** Collection entries **
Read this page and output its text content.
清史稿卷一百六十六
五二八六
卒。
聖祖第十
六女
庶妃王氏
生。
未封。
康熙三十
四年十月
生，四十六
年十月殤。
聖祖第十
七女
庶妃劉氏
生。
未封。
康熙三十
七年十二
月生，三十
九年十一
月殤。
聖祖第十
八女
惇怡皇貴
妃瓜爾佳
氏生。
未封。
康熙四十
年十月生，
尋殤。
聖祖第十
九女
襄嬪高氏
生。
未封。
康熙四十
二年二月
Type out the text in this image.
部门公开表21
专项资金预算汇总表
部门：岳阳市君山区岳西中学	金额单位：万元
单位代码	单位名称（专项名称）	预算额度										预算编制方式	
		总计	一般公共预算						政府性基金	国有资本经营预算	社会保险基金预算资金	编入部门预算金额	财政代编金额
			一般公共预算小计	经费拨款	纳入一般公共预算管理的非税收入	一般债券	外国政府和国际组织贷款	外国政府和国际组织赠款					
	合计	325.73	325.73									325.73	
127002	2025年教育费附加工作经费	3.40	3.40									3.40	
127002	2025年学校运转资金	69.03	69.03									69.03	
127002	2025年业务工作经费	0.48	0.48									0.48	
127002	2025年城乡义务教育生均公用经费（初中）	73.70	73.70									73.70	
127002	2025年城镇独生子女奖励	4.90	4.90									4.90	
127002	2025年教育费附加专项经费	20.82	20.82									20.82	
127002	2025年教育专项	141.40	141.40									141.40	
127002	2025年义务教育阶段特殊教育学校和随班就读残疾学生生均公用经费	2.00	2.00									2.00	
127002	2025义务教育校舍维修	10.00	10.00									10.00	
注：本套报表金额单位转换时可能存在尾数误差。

** Exercise **
Find every line in the records above that contains the word "this", and copy each one.

** Answer for the task **
Read this page and output its text content.
Type out the text in this image.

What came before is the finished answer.